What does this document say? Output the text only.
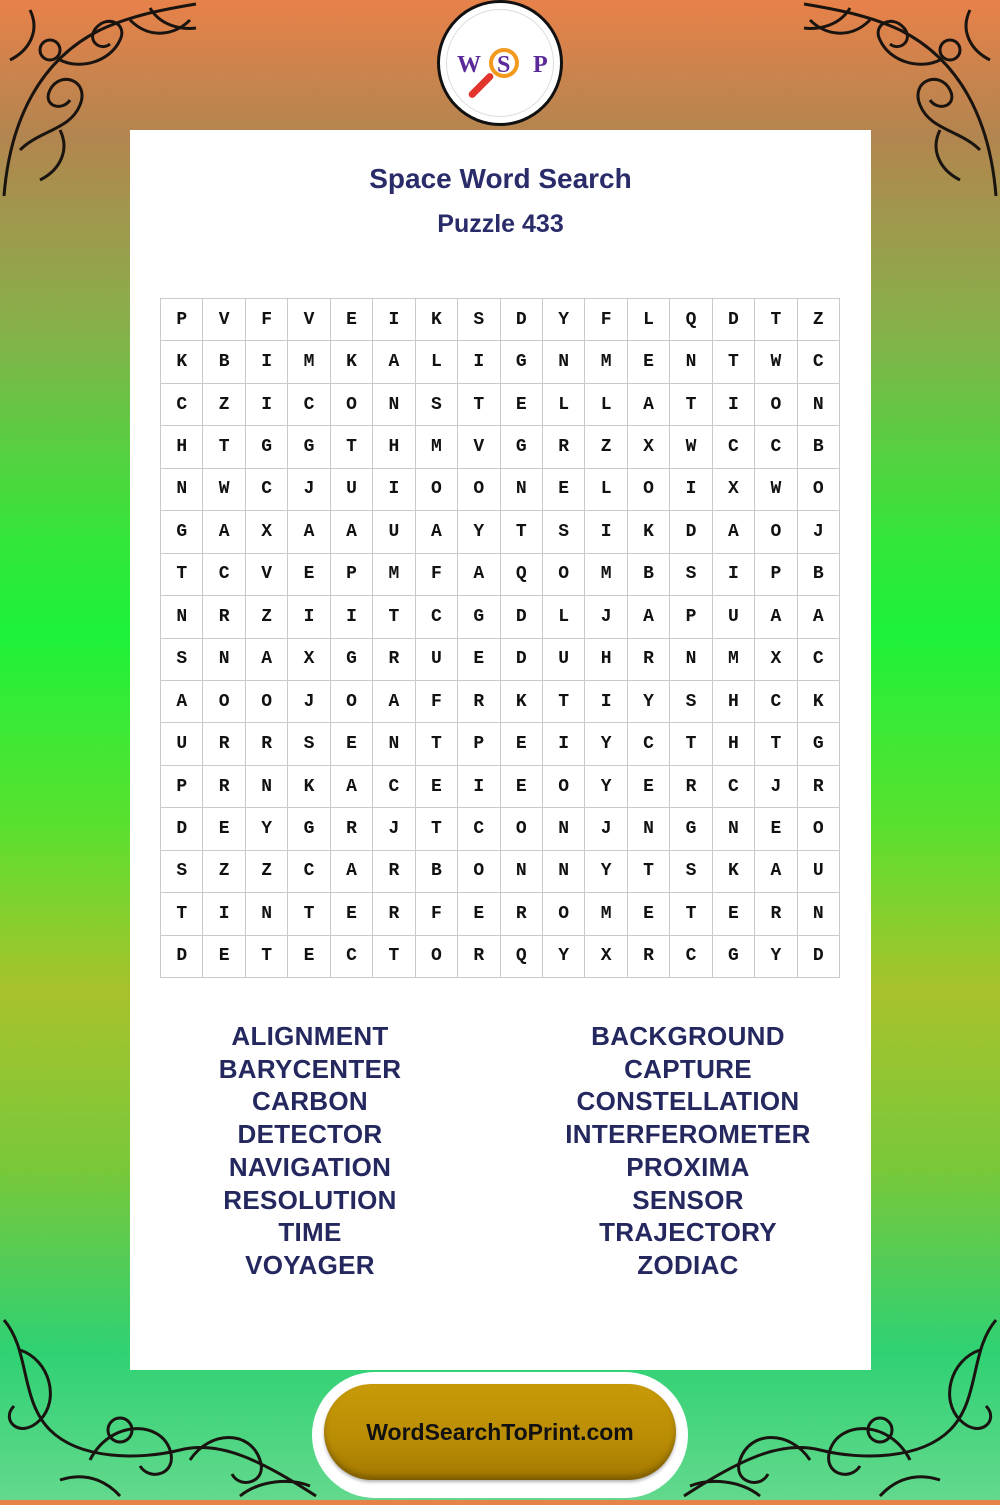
W S P
Space Word Search
Puzzle 433
P	V	F	V	E	I	K	S	D	Y	F	L	Q	D	T	Z
K	B	I	M	K	A	L	I	G	N	M	E	N	T	W	C
C	Z	I	C	O	N	S	T	E	L	L	A	T	I	O	N
H	T	G	G	T	H	M	V	G	R	Z	X	W	C	C	B
N	W	C	J	U	I	O	O	N	E	L	O	I	X	W	O
G	A	X	A	A	U	A	Y	T	S	I	K	D	A	O	J
T	C	V	E	P	M	F	A	Q	O	M	B	S	I	P	B
N	R	Z	I	I	T	C	G	D	L	J	A	P	U	A	A
S	N	A	X	G	R	U	E	D	U	H	R	N	M	X	C
A	O	O	J	O	A	F	R	K	T	I	Y	S	H	C	K
U	R	R	S	E	N	T	P	E	I	Y	C	T	H	T	G
P	R	N	K	A	C	E	I	E	O	Y	E	R	C	J	R
D	E	Y	G	R	J	T	C	O	N	J	N	G	N	E	O
S	Z	Z	C	A	R	B	O	N	N	Y	T	S	K	A	U
T	I	N	T	E	R	F	E	R	O	M	E	T	E	R	N
D	E	T	E	C	T	O	R	Q	Y	X	R	C	G	Y	D
ALIGNMENT
BARYCENTER
CARBON
DETECTOR
NAVIGATION
RESOLUTION
TIME
VOYAGER
BACKGROUND
CAPTURE
CONSTELLATION
INTERFEROMETER
PROXIMA
SENSOR
TRAJECTORY
ZODIAC
WordSearchToPrint.com
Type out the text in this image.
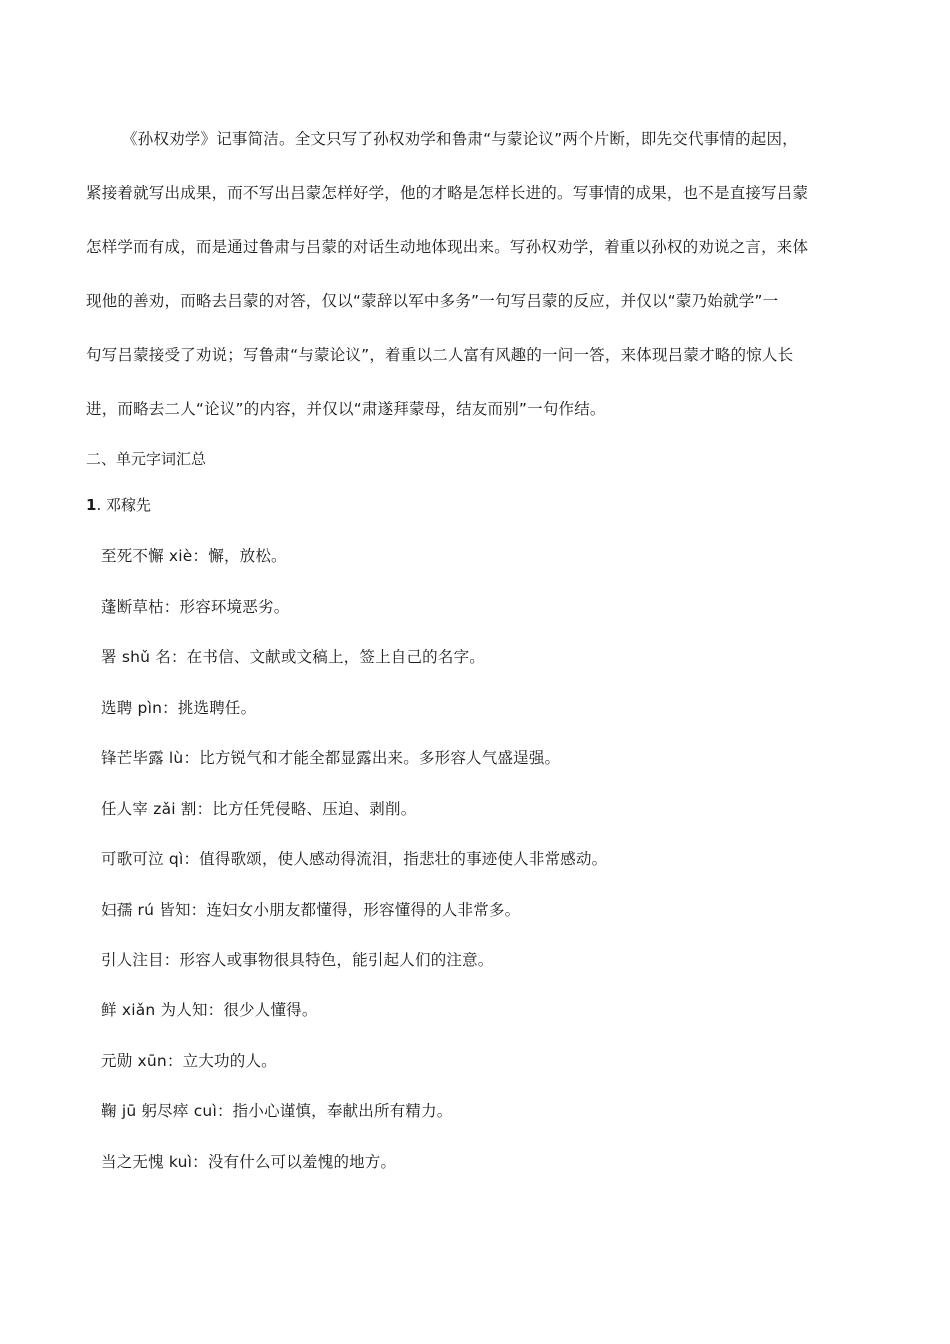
《孙权劝学》记事简洁。全文只写了孙权劝学和鲁肃“与蒙论议”两个片断，即先交代事情的起因，
紧接着就写出成果，而不写出吕蒙怎样好学，他的才略是怎样长进的。写事情的成果，也不是直接写吕蒙
怎样学而有成，而是通过鲁肃与吕蒙的对话生动地体现出来。写孙权劝学，着重以孙权的劝说之言，来体
现他的善劝，而略去吕蒙的对答，仅以“蒙辞以军中多务”一句写吕蒙的反应，并仅以“蒙乃始就学”一
句写吕蒙接受了劝说；写鲁肃“与蒙论议”，着重以二人富有风趣的一问一答，来体现吕蒙才略的惊人长
进，而略去二人“论议”的内容，并仅以“肃遂拜蒙母，结友而别”一句作结。
二、单元字词汇总
1. 邓稼先
至死不懈 xiè：懈，放松。
蓬断草枯：形容环境恶劣。
署 shǔ 名：在书信、文献或文稿上，签上自己的名字。
选聘 pìn：挑选聘任。
锋芒毕露 lù：比方锐气和才能全都显露出来。多形容人气盛逞强。
任人宰 zǎi 割：比方任凭侵略、压迫、剥削。
可歌可泣 qì：值得歌颂，使人感动得流泪，指悲壮的事迹使人非常感动。
妇孺 rú 皆知：连妇女小朋友都懂得，形容懂得的人非常多。
引人注目：形容人或事物很具特色，能引起人们的注意。
鲜 xiǎn 为人知：很少人懂得。
元勋 xūn：立大功的人。
鞠 jū 躬尽瘁 cuì：指小心谨慎，奉献出所有精力。
当之无愧 kuì：没有什么可以羞愧的地方。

--- --- ---

■ **Written instruction**: In your copy of the records, include no pictures; repeat everything else exactly.

■ **Response to the task**:
What does this document say? Output the text only.
W S P
Space Word Search
Puzzle 433
P	V	F	V	E	I	K	S	D	Y	F	L	Q	D	T	Z
K	B	I	M	K	A	L	I	G	N	M	E	N	T	W	C
C	Z	I	C	O	N	S	T	E	L	L	A	T	I	O	N
H	T	G	G	T	H	M	V	G	R	Z	X	W	C	C	B
N	W	C	J	U	I	O	O	N	E	L	O	I	X	W	O
G	A	X	A	A	U	A	Y	T	S	I	K	D	A	O	J
T	C	V	E	P	M	F	A	Q	O	M	B	S	I	P	B
N	R	Z	I	I	T	C	G	D	L	J	A	P	U	A	A
S	N	A	X	G	R	U	E	D	U	H	R	N	M	X	C
A	O	O	J	O	A	F	R	K	T	I	Y	S	H	C	K
U	R	R	S	E	N	T	P	E	I	Y	C	T	H	T	G
P	R	N	K	A	C	E	I	E	O	Y	E	R	C	J	R
D	E	Y	G	R	J	T	C	O	N	J	N	G	N	E	O
S	Z	Z	C	A	R	B	O	N	N	Y	T	S	K	A	U
T	I	N	T	E	R	F	E	R	O	M	E	T	E	R	N
D	E	T	E	C	T	O	R	Q	Y	X	R	C	G	Y	D
ALIGNMENT
BARYCENTER
CARBON
DETECTOR
NAVIGATION
RESOLUTION
TIME
VOYAGER
BACKGROUND
CAPTURE
CONSTELLATION
INTERFEROMETER
PROXIMA
SENSOR
TRAJECTORY
ZODIAC
WordSearchToPrint.com
Type out the text in this image.
《孙权劝学》记事简洁。全文只写了孙权劝学和鲁肃“与蒙论议”两个片断，即先交代事情的起因，
紧接着就写出成果，而不写出吕蒙怎样好学，他的才略是怎样长进的。写事情的成果，也不是直接写吕蒙
怎样学而有成，而是通过鲁肃与吕蒙的对话生动地体现出来。写孙权劝学，着重以孙权的劝说之言，来体
现他的善劝，而略去吕蒙的对答，仅以“蒙辞以军中多务”一句写吕蒙的反应，并仅以“蒙乃始就学”一
句写吕蒙接受了劝说；写鲁肃“与蒙论议”，着重以二人富有风趣的一问一答，来体现吕蒙才略的惊人长
进，而略去二人“论议”的内容，并仅以“肃遂拜蒙母，结友而别”一句作结。
二、单元字词汇总
1. 邓稼先
至死不懈 xiè：懈，放松。
蓬断草枯：形容环境恶劣。
署 shǔ 名：在书信、文献或文稿上，签上自己的名字。
选聘 pìn：挑选聘任。
锋芒毕露 lù：比方锐气和才能全都显露出来。多形容人气盛逞强。
任人宰 zǎi 割：比方任凭侵略、压迫、剥削。
可歌可泣 qì：值得歌颂，使人感动得流泪，指悲壮的事迹使人非常感动。
妇孺 rú 皆知：连妇女小朋友都懂得，形容懂得的人非常多。
引人注目：形容人或事物很具特色，能引起人们的注意。
鲜 xiǎn 为人知：很少人懂得。
元勋 xūn：立大功的人。
鞠 jū 躬尽瘁 cuì：指小心谨慎，奉献出所有精力。
当之无愧 kuì：没有什么可以羞愧的地方。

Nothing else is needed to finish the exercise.